--- start of RECORDS PROVIDED ---

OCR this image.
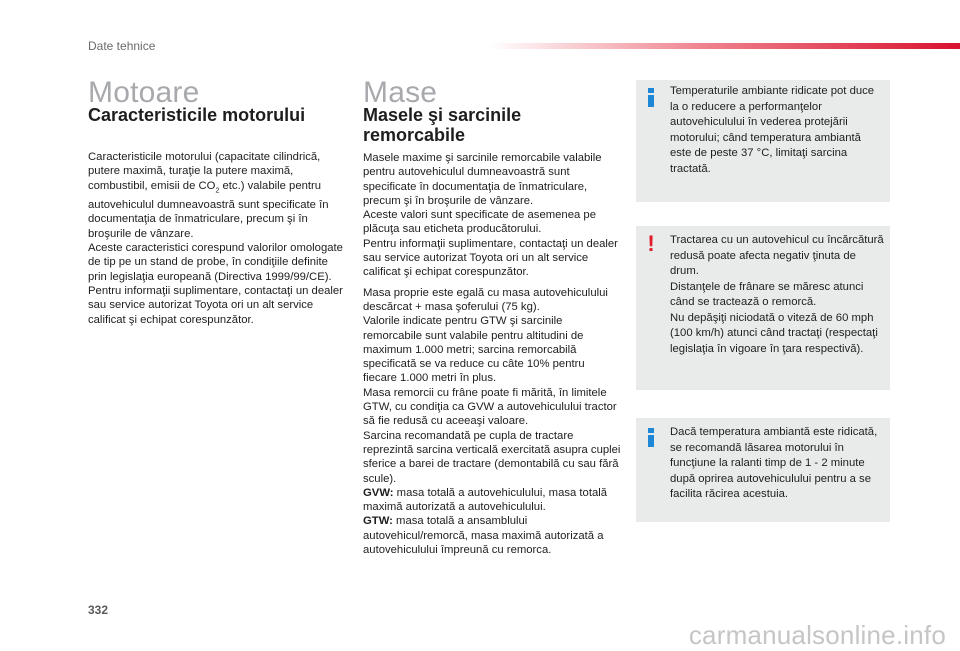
Date tehnice
Motoare
Caracteristicile motorului

Caracteristicile motorului (capacitate cilindrică, putere maximă, turaţie la putere maximă, combustibil, emisii de $CO_2$ etc.) valabile pentru autovehiculul dumneavoastră sunt specificate în documentaţia de înmatriculare, precum şi în broşurile de vânzare.
Aceste caracteristici corespund valorilor omologate de tip pe un stand de probe, în condiţiile definite prin legislaţia europeană (Directiva 1999/99/CE).
Pentru informaţii suplimentare, contactaţi un dealer sau service autorizat Toyota ori un alt service calificat şi echipat corespunzător.

Mase
Masele şi sarcinile remorcabile

Masele maxime şi sarcinile remorcabile valabile pentru autovehiculul dumneavoastră sunt specificate în documentaţia de înmatriculare, precum şi în broşurile de vânzare.
Aceste valori sunt specificate de asemenea pe plăcuţa sau eticheta producătorului.
Pentru informaţii suplimentare, contactaţi un dealer sau service autorizat Toyota ori un alt service calificat şi echipat corespunzător.

Masa proprie este egală cu masa autovehiculului descărcat + masa şoferului (75 kg).
Valorile indicate pentru GTW şi sarcinile remorcabile sunt valabile pentru altitudini de maximum 1.000 metri; sarcina remorcabilă specificată se va reduce cu câte 10% pentru fiecare 1.000 metri în plus.
Masa remorcii cu frâne poate fi mărită, în limitele GTW, cu condiţia ca GVW a autovehiculului tractor să fie redusă cu aceeaşi valoare.
Sarcina recomandată pe cupla de tractare reprezintă sarcina verticală exercitată asupra cuplei sferice a barei de tractare (demontabilă cu sau fără scule).

GVW: masa totală a autovehiculului, masa totală maximă autorizată a autovehiculului.

GTW: masa totală a ansamblului autovehicul/remorcă, masa maximă autorizată a autovehiculului împreună cu remorca.

Temperaturile ambiante ridicate pot duce la o reducere a performanţelor autovehiculului în vederea protejării motorului; când temperatura ambiantă este de peste 37 °C, limitaţi sarcina tractată.
! Tractarea cu un autovehicul cu încărcătură redusă poate afecta negativ ţinuta de drum.
Distanţele de frânare se măresc atunci când se tractează o remorcă.
Nu depăşiţi niciodată o viteză de 60 mph (100 km/h) atunci când tractaţi (respectaţi legislaţia în vigoare în ţara respectivă).
Dacă temperatura ambiantă este ridicată, se recomandă lăsarea motorului în funcţiune la ralanti timp de 1 - 2 minute după oprirea autovehiculului pentru a se facilita răcirea acestuia.
332
carmanualsonline.info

--- end of RECORDS PROVIDED ---

> [WORK REQUIRED]: Gather all lines where the word "autorizată" appears.

> [TASK RESPONSE]:
GVW: masa totală a autovehiculului, masa totală maximă autorizată a autovehiculului.
GTW: masa totală a ansamblului autovehicul/remorcă, masa maximă autorizată a autovehiculului împreună cu remorca.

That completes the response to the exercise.